-- start Available records --

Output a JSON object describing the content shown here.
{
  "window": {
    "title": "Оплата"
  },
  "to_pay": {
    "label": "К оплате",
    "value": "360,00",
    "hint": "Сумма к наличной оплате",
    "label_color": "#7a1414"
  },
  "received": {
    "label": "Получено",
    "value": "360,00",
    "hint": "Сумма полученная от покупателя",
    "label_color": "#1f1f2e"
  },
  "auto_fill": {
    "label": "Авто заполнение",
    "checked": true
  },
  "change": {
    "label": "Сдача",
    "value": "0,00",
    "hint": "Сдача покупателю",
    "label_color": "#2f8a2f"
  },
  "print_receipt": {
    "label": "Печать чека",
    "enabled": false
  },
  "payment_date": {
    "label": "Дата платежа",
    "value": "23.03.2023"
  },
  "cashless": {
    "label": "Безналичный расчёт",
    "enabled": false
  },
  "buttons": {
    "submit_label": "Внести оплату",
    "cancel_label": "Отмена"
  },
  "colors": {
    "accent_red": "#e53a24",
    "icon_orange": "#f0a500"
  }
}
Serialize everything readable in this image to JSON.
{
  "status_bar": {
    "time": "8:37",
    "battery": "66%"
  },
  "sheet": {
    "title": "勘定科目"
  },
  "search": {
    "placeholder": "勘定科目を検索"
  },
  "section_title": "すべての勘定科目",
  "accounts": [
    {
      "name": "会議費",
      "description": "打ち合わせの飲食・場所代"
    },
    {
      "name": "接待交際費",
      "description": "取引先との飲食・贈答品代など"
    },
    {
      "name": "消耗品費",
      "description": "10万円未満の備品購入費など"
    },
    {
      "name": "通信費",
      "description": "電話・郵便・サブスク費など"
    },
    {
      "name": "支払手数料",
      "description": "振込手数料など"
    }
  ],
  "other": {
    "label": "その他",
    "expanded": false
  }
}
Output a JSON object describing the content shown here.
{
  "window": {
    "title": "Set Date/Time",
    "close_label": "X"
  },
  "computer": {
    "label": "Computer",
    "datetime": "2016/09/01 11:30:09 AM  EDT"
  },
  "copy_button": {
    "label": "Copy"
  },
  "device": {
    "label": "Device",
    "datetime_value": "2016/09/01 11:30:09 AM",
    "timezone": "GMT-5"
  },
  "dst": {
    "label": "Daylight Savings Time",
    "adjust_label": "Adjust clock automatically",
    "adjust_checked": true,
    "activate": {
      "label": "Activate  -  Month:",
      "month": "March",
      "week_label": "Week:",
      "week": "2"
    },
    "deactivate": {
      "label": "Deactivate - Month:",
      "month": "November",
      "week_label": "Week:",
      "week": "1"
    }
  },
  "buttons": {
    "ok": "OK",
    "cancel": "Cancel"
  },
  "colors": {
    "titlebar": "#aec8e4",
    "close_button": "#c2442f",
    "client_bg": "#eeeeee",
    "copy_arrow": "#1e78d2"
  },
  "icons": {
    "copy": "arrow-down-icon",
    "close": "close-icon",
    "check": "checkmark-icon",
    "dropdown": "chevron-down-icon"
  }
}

-- end Available records --

**Goal:**
Write out all of the records above exactly as they appear.

**Task output:**
Output a JSON object describing the content shown here.
{
  "window": {
    "title": "Оплата"
  },
  "to_pay": {
    "label": "К оплате",
    "value": "360,00",
    "hint": "Сумма к наличной оплате",
    "label_color": "#7a1414"
  },
  "received": {
    "label": "Получено",
    "value": "360,00",
    "hint": "Сумма полученная от покупателя",
    "label_color": "#1f1f2e"
  },
  "auto_fill": {
    "label": "Авто заполнение",
    "checked": true
  },
  "change": {
    "label": "Сдача",
    "value": "0,00",
    "hint": "Сдача покупателю",
    "label_color": "#2f8a2f"
  },
  "print_receipt": {
    "label": "Печать чека",
    "enabled": false
  },
  "payment_date": {
    "label": "Дата платежа",
    "value": "23.03.2023"
  },
  "cashless": {
    "label": "Безналичный расчёт",
    "enabled": false
  },
  "buttons": {
    "submit_label": "Внести оплату",
    "cancel_label": "Отмена"
  },
  "colors": {
    "accent_red": "#e53a24",
    "icon_orange": "#f0a500"
  }
}
Serialize everything readable in this image to JSON.
{
  "status_bar": {
    "time": "8:37",
    "battery": "66%"
  },
  "sheet": {
    "title": "勘定科目"
  },
  "search": {
    "placeholder": "勘定科目を検索"
  },
  "section_title": "すべての勘定科目",
  "accounts": [
    {
      "name": "会議費",
      "description": "打ち合わせの飲食・場所代"
    },
    {
      "name": "接待交際費",
      "description": "取引先との飲食・贈答品代など"
    },
    {
      "name": "消耗品費",
      "description": "10万円未満の備品購入費など"
    },
    {
      "name": "通信費",
      "description": "電話・郵便・サブスク費など"
    },
    {
      "name": "支払手数料",
      "description": "振込手数料など"
    }
  ],
  "other": {
    "label": "その他",
    "expanded": false
  }
}
Output a JSON object describing the content shown here.
{
  "window": {
    "title": "Set Date/Time",
    "close_label": "X"
  },
  "computer": {
    "label": "Computer",
    "datetime": "2016/09/01 11:30:09 AM  EDT"
  },
  "copy_button": {
    "label": "Copy"
  },
  "device": {
    "label": "Device",
    "datetime_value": "2016/09/01 11:30:09 AM",
    "timezone": "GMT-5"
  },
  "dst": {
    "label": "Daylight Savings Time",
    "adjust_label": "Adjust clock automatically",
    "adjust_checked": true,
    "activate": {
      "label": "Activate  -  Month:",
      "month": "March",
      "week_label": "Week:",
      "week": "2"
    },
    "deactivate": {
      "label": "Deactivate - Month:",
      "month": "November",
      "week_label": "Week:",
      "week": "1"
    }
  },
  "buttons": {
    "ok": "OK",
    "cancel": "Cancel"
  },
  "colors": {
    "titlebar": "#aec8e4",
    "close_button": "#c2442f",
    "client_bg": "#eeeeee",
    "copy_arrow": "#1e78d2"
  },
  "icons": {
    "copy": "arrow-down-icon",
    "close": "close-icon",
    "check": "checkmark-icon",
    "dropdown": "chevron-down-icon"
  }
}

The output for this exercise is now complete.